═══ LISTING

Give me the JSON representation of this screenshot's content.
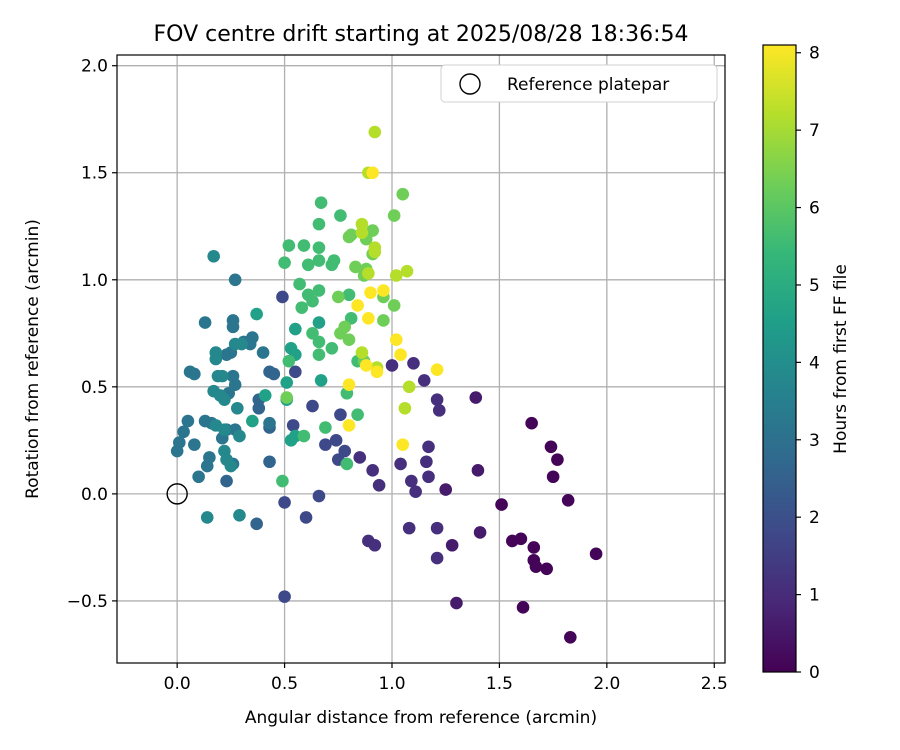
{
  "chart_data": {
    "type": "scatter",
    "title": "FOV centre drift starting at 2025/08/28 18:36:54",
    "xlabel": "Angular distance from reference (arcmin)",
    "ylabel": "Rotation from reference (arcmin)",
    "xlim": [
      -0.28,
      2.55
    ],
    "ylim": [
      -0.79,
      2.05
    ],
    "xticks": [
      0.0,
      0.5,
      1.0,
      1.5,
      2.0,
      2.5
    ],
    "xtick_labels": [
      "0.0",
      "0.5",
      "1.0",
      "1.5",
      "2.0",
      "2.5"
    ],
    "yticks": [
      -0.5,
      0.0,
      0.5,
      1.0,
      1.5,
      2.0
    ],
    "ytick_labels": [
      "−0.5",
      "0.0",
      "0.5",
      "1.0",
      "1.5",
      "2.0"
    ],
    "grid": true,
    "legend": {
      "placement": "top-right",
      "entries": [
        "Reference platepar"
      ]
    },
    "reference_point": {
      "name": "Reference platepar",
      "x": 0.0,
      "y": 0.0,
      "marker": "open-circle"
    },
    "colorbar": {
      "label": "Hours from first FF file",
      "min": 0,
      "max": 8.1,
      "ticks": [
        0,
        1,
        2,
        3,
        4,
        5,
        6,
        7,
        8
      ],
      "tick_labels": [
        "0",
        "1",
        "2",
        "3",
        "4",
        "5",
        "6",
        "7",
        "8"
      ],
      "colormap": "viridis",
      "colors": [
        "#440154",
        "#482878",
        "#3e4989",
        "#31688e",
        "#26828e",
        "#1f9e89",
        "#35b779",
        "#6ece58",
        "#b5de2b",
        "#fde725"
      ]
    },
    "point_value_name": "hours",
    "points": [
      {
        "x": 1.65,
        "y": 0.33,
        "h": 0.1
      },
      {
        "x": 1.74,
        "y": 0.22,
        "h": 0.1
      },
      {
        "x": 1.77,
        "y": 0.16,
        "h": 0.1
      },
      {
        "x": 1.75,
        "y": 0.08,
        "h": 0.1
      },
      {
        "x": 1.82,
        "y": -0.03,
        "h": 0.1
      },
      {
        "x": 1.51,
        "y": -0.05,
        "h": 0.1
      },
      {
        "x": 1.56,
        "y": -0.22,
        "h": 0.1
      },
      {
        "x": 1.6,
        "y": -0.21,
        "h": 0.1
      },
      {
        "x": 1.66,
        "y": -0.25,
        "h": 0.1
      },
      {
        "x": 1.66,
        "y": -0.31,
        "h": 0.1
      },
      {
        "x": 1.67,
        "y": -0.34,
        "h": 0.1
      },
      {
        "x": 1.72,
        "y": -0.35,
        "h": 0.1
      },
      {
        "x": 1.95,
        "y": -0.28,
        "h": 0.1
      },
      {
        "x": 1.61,
        "y": -0.53,
        "h": 0.1
      },
      {
        "x": 1.83,
        "y": -0.67,
        "h": 0.1
      },
      {
        "x": 1.39,
        "y": 0.45,
        "h": 0.6
      },
      {
        "x": 1.4,
        "y": 0.11,
        "h": 0.6
      },
      {
        "x": 1.41,
        "y": -0.18,
        "h": 0.6
      },
      {
        "x": 1.3,
        "y": -0.51,
        "h": 0.6
      },
      {
        "x": 1.28,
        "y": -0.24,
        "h": 0.6
      },
      {
        "x": 1.25,
        "y": 0.02,
        "h": 0.6
      },
      {
        "x": 1.0,
        "y": 0.6,
        "h": 1.1
      },
      {
        "x": 1.1,
        "y": 0.61,
        "h": 1.1
      },
      {
        "x": 1.15,
        "y": 0.53,
        "h": 1.1
      },
      {
        "x": 1.21,
        "y": 0.44,
        "h": 1.1
      },
      {
        "x": 1.22,
        "y": 0.39,
        "h": 1.1
      },
      {
        "x": 1.17,
        "y": 0.22,
        "h": 1.1
      },
      {
        "x": 1.16,
        "y": 0.15,
        "h": 1.1
      },
      {
        "x": 1.17,
        "y": 0.08,
        "h": 1.1
      },
      {
        "x": 1.09,
        "y": 0.06,
        "h": 1.1
      },
      {
        "x": 1.11,
        "y": 0.01,
        "h": 1.1
      },
      {
        "x": 1.04,
        "y": 0.14,
        "h": 1.1
      },
      {
        "x": 0.91,
        "y": 0.11,
        "h": 1.1
      },
      {
        "x": 0.94,
        "y": 0.04,
        "h": 1.1
      },
      {
        "x": 0.85,
        "y": 0.17,
        "h": 1.1
      },
      {
        "x": 0.89,
        "y": -0.22,
        "h": 1.1
      },
      {
        "x": 0.92,
        "y": -0.24,
        "h": 1.1
      },
      {
        "x": 1.08,
        "y": -0.16,
        "h": 1.1
      },
      {
        "x": 1.21,
        "y": -0.16,
        "h": 1.1
      },
      {
        "x": 1.21,
        "y": -0.3,
        "h": 1.1
      },
      {
        "x": 0.74,
        "y": 0.25,
        "h": 1.8
      },
      {
        "x": 0.78,
        "y": 0.2,
        "h": 1.8
      },
      {
        "x": 0.75,
        "y": 0.16,
        "h": 1.8
      },
      {
        "x": 0.76,
        "y": 0.37,
        "h": 1.8
      },
      {
        "x": 0.69,
        "y": 0.23,
        "h": 1.8
      },
      {
        "x": 0.66,
        "y": -0.01,
        "h": 1.8
      },
      {
        "x": 0.6,
        "y": -0.11,
        "h": 1.8
      },
      {
        "x": 0.5,
        "y": -0.04,
        "h": 1.8
      },
      {
        "x": 0.5,
        "y": -0.48,
        "h": 1.8
      },
      {
        "x": 0.55,
        "y": 0.57,
        "h": 1.8
      },
      {
        "x": 0.63,
        "y": 0.41,
        "h": 1.8
      },
      {
        "x": 0.49,
        "y": 0.92,
        "h": 1.8
      },
      {
        "x": 0.54,
        "y": 0.32,
        "h": 1.8
      },
      {
        "x": 0.43,
        "y": 0.31,
        "h": 2.6
      },
      {
        "x": 0.43,
        "y": 0.15,
        "h": 2.6
      },
      {
        "x": 0.43,
        "y": 0.57,
        "h": 2.6
      },
      {
        "x": 0.45,
        "y": 0.56,
        "h": 2.6
      },
      {
        "x": 0.38,
        "y": 0.4,
        "h": 2.6
      },
      {
        "x": 0.38,
        "y": 0.44,
        "h": 2.6
      },
      {
        "x": 0.23,
        "y": 0.06,
        "h": 2.6
      },
      {
        "x": 0.37,
        "y": -0.14,
        "h": 2.6
      },
      {
        "x": 0.13,
        "y": 0.8,
        "h": 3.2
      },
      {
        "x": 0.26,
        "y": 0.81,
        "h": 3.2
      },
      {
        "x": 0.26,
        "y": 0.78,
        "h": 3.2
      },
      {
        "x": 0.27,
        "y": 1.0,
        "h": 3.2
      },
      {
        "x": 0.06,
        "y": 0.57,
        "h": 3.2
      },
      {
        "x": 0.08,
        "y": 0.56,
        "h": 3.2
      },
      {
        "x": 0.05,
        "y": 0.34,
        "h": 3.2
      },
      {
        "x": 0.03,
        "y": 0.29,
        "h": 3.2
      },
      {
        "x": 0.01,
        "y": 0.24,
        "h": 3.2
      },
      {
        "x": 0.0,
        "y": 0.2,
        "h": 3.2
      },
      {
        "x": 0.08,
        "y": 0.23,
        "h": 3.2
      },
      {
        "x": 0.1,
        "y": 0.08,
        "h": 3.2
      },
      {
        "x": 0.14,
        "y": 0.13,
        "h": 3.2
      },
      {
        "x": 0.15,
        "y": 0.17,
        "h": 3.2
      },
      {
        "x": 0.13,
        "y": 0.34,
        "h": 3.2
      },
      {
        "x": 0.16,
        "y": 0.33,
        "h": 3.2
      },
      {
        "x": 0.23,
        "y": 0.3,
        "h": 3.2
      },
      {
        "x": 0.27,
        "y": 0.3,
        "h": 3.2
      },
      {
        "x": 0.21,
        "y": 0.26,
        "h": 3.2
      },
      {
        "x": 0.26,
        "y": 0.14,
        "h": 3.2
      },
      {
        "x": 0.24,
        "y": 0.47,
        "h": 3.2
      },
      {
        "x": 0.27,
        "y": 0.51,
        "h": 3.2
      },
      {
        "x": 0.26,
        "y": 0.55,
        "h": 3.2
      },
      {
        "x": 0.23,
        "y": 0.65,
        "h": 3.2
      },
      {
        "x": 0.25,
        "y": 0.66,
        "h": 3.2
      },
      {
        "x": 0.35,
        "y": 0.73,
        "h": 3.2
      },
      {
        "x": 0.34,
        "y": 0.7,
        "h": 3.2
      },
      {
        "x": 0.4,
        "y": 0.66,
        "h": 3.2
      },
      {
        "x": 0.31,
        "y": 0.71,
        "h": 3.2
      },
      {
        "x": 0.43,
        "y": 0.33,
        "h": 3.2
      },
      {
        "x": 0.17,
        "y": 1.11,
        "h": 3.8
      },
      {
        "x": 0.18,
        "y": 0.66,
        "h": 3.8
      },
      {
        "x": 0.18,
        "y": 0.63,
        "h": 3.8
      },
      {
        "x": 0.19,
        "y": 0.55,
        "h": 3.8
      },
      {
        "x": 0.21,
        "y": 0.55,
        "h": 3.8
      },
      {
        "x": 0.17,
        "y": 0.48,
        "h": 3.8
      },
      {
        "x": 0.2,
        "y": 0.46,
        "h": 3.8
      },
      {
        "x": 0.22,
        "y": 0.44,
        "h": 3.8
      },
      {
        "x": 0.18,
        "y": 0.32,
        "h": 3.8
      },
      {
        "x": 0.22,
        "y": 0.3,
        "h": 3.8
      },
      {
        "x": 0.22,
        "y": 0.2,
        "h": 3.8
      },
      {
        "x": 0.23,
        "y": 0.16,
        "h": 3.8
      },
      {
        "x": 0.25,
        "y": 0.13,
        "h": 3.8
      },
      {
        "x": 0.28,
        "y": 0.4,
        "h": 3.8
      },
      {
        "x": 0.27,
        "y": 0.7,
        "h": 3.8
      },
      {
        "x": 0.3,
        "y": 0.7,
        "h": 3.8
      },
      {
        "x": 0.29,
        "y": 0.27,
        "h": 3.8
      },
      {
        "x": 0.29,
        "y": -0.1,
        "h": 3.8
      },
      {
        "x": 0.14,
        "y": -0.11,
        "h": 3.8
      },
      {
        "x": 0.37,
        "y": 0.84,
        "h": 4.6
      },
      {
        "x": 0.41,
        "y": 0.46,
        "h": 4.6
      },
      {
        "x": 0.51,
        "y": 0.44,
        "h": 4.6
      },
      {
        "x": 0.51,
        "y": 0.52,
        "h": 4.6
      },
      {
        "x": 0.55,
        "y": 0.77,
        "h": 4.6
      },
      {
        "x": 0.53,
        "y": 0.68,
        "h": 4.6
      },
      {
        "x": 0.55,
        "y": 0.65,
        "h": 4.6
      },
      {
        "x": 0.53,
        "y": 0.25,
        "h": 4.6
      },
      {
        "x": 0.55,
        "y": 0.27,
        "h": 4.6
      },
      {
        "x": 0.66,
        "y": 0.8,
        "h": 4.6
      },
      {
        "x": 0.67,
        "y": 0.53,
        "h": 4.6
      },
      {
        "x": 0.35,
        "y": 0.34,
        "h": 4.6
      },
      {
        "x": 0.52,
        "y": 0.62,
        "h": 5.6
      },
      {
        "x": 0.5,
        "y": 1.08,
        "h": 5.6
      },
      {
        "x": 0.52,
        "y": 1.16,
        "h": 5.6
      },
      {
        "x": 0.59,
        "y": 1.16,
        "h": 5.6
      },
      {
        "x": 0.61,
        "y": 1.07,
        "h": 5.6
      },
      {
        "x": 0.66,
        "y": 1.09,
        "h": 5.6
      },
      {
        "x": 0.66,
        "y": 1.15,
        "h": 5.6
      },
      {
        "x": 0.66,
        "y": 1.26,
        "h": 5.6
      },
      {
        "x": 0.67,
        "y": 1.36,
        "h": 5.6
      },
      {
        "x": 0.57,
        "y": 0.98,
        "h": 5.6
      },
      {
        "x": 0.61,
        "y": 0.93,
        "h": 5.6
      },
      {
        "x": 0.63,
        "y": 0.9,
        "h": 5.6
      },
      {
        "x": 0.58,
        "y": 0.87,
        "h": 5.6
      },
      {
        "x": 0.63,
        "y": 0.75,
        "h": 5.6
      },
      {
        "x": 0.66,
        "y": 0.71,
        "h": 5.6
      },
      {
        "x": 0.66,
        "y": 0.65,
        "h": 5.6
      },
      {
        "x": 0.72,
        "y": 0.68,
        "h": 5.6
      },
      {
        "x": 0.66,
        "y": 0.95,
        "h": 5.6
      },
      {
        "x": 0.72,
        "y": 1.07,
        "h": 5.6
      },
      {
        "x": 0.69,
        "y": 0.31,
        "h": 5.6
      },
      {
        "x": 0.59,
        "y": 0.27,
        "h": 5.6
      },
      {
        "x": 0.79,
        "y": 0.14,
        "h": 5.6
      },
      {
        "x": 0.84,
        "y": 0.37,
        "h": 5.6
      },
      {
        "x": 0.79,
        "y": 0.47,
        "h": 5.6
      },
      {
        "x": 0.49,
        "y": 0.06,
        "h": 5.6
      },
      {
        "x": 0.84,
        "y": 0.62,
        "h": 5.6
      },
      {
        "x": 0.81,
        "y": 0.82,
        "h": 5.6
      },
      {
        "x": 0.8,
        "y": 0.93,
        "h": 5.6
      },
      {
        "x": 0.76,
        "y": 1.3,
        "h": 5.6
      },
      {
        "x": 0.73,
        "y": 1.09,
        "h": 5.6
      },
      {
        "x": 0.51,
        "y": 0.45,
        "h": 6.3
      },
      {
        "x": 0.78,
        "y": 0.78,
        "h": 6.3
      },
      {
        "x": 0.76,
        "y": 0.75,
        "h": 6.3
      },
      {
        "x": 0.8,
        "y": 0.72,
        "h": 6.3
      },
      {
        "x": 0.75,
        "y": 0.92,
        "h": 6.3
      },
      {
        "x": 0.8,
        "y": 1.2,
        "h": 6.3
      },
      {
        "x": 0.81,
        "y": 1.21,
        "h": 6.3
      },
      {
        "x": 0.83,
        "y": 1.06,
        "h": 6.3
      },
      {
        "x": 0.87,
        "y": 1.02,
        "h": 6.3
      },
      {
        "x": 0.88,
        "y": 1.05,
        "h": 6.3
      },
      {
        "x": 0.91,
        "y": 1.12,
        "h": 6.3
      },
      {
        "x": 0.88,
        "y": 1.19,
        "h": 6.3
      },
      {
        "x": 0.91,
        "y": 1.23,
        "h": 6.3
      },
      {
        "x": 0.96,
        "y": 0.81,
        "h": 6.3
      },
      {
        "x": 0.96,
        "y": 0.92,
        "h": 6.3
      },
      {
        "x": 1.01,
        "y": 0.88,
        "h": 6.3
      },
      {
        "x": 1.01,
        "y": 1.3,
        "h": 6.3
      },
      {
        "x": 1.05,
        "y": 1.4,
        "h": 6.3
      },
      {
        "x": 0.87,
        "y": 0.62,
        "h": 6.3
      },
      {
        "x": 0.92,
        "y": 1.69,
        "h": 7.2
      },
      {
        "x": 0.86,
        "y": 1.26,
        "h": 7.2
      },
      {
        "x": 0.89,
        "y": 1.03,
        "h": 7.2
      },
      {
        "x": 1.02,
        "y": 1.02,
        "h": 7.2
      },
      {
        "x": 1.07,
        "y": 1.04,
        "h": 7.2
      },
      {
        "x": 0.92,
        "y": 1.15,
        "h": 7.2
      },
      {
        "x": 0.92,
        "y": 1.13,
        "h": 7.2
      },
      {
        "x": 0.86,
        "y": 1.22,
        "h": 7.2
      },
      {
        "x": 0.89,
        "y": 1.5,
        "h": 7.2
      },
      {
        "x": 0.86,
        "y": 0.66,
        "h": 7.2
      },
      {
        "x": 0.93,
        "y": 0.59,
        "h": 7.2
      },
      {
        "x": 1.08,
        "y": 0.5,
        "h": 7.2
      },
      {
        "x": 1.06,
        "y": 0.4,
        "h": 7.2
      },
      {
        "x": 0.91,
        "y": 1.5,
        "h": 8.1
      },
      {
        "x": 0.9,
        "y": 0.94,
        "h": 8.1
      },
      {
        "x": 0.96,
        "y": 0.95,
        "h": 8.1
      },
      {
        "x": 0.84,
        "y": 0.88,
        "h": 8.1
      },
      {
        "x": 0.89,
        "y": 0.82,
        "h": 8.1
      },
      {
        "x": 1.02,
        "y": 0.72,
        "h": 8.1
      },
      {
        "x": 1.04,
        "y": 0.65,
        "h": 8.1
      },
      {
        "x": 0.93,
        "y": 0.57,
        "h": 8.1
      },
      {
        "x": 0.88,
        "y": 0.6,
        "h": 8.1
      },
      {
        "x": 1.21,
        "y": 0.58,
        "h": 8.1
      },
      {
        "x": 0.8,
        "y": 0.51,
        "h": 8.1
      },
      {
        "x": 1.05,
        "y": 0.23,
        "h": 8.1
      },
      {
        "x": 0.8,
        "y": 0.32,
        "h": 8.1
      }
    ]
  }
}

══════

#### WHAT TO PRODUCE
Where a line contains the string "from", extract that line.

#### OUTPUT BELOW
    "xlabel": "Angular distance from reference (arcmin)",
    "ylabel": "Rotation from reference (arcmin)",
      "label": "Hours from first FF file",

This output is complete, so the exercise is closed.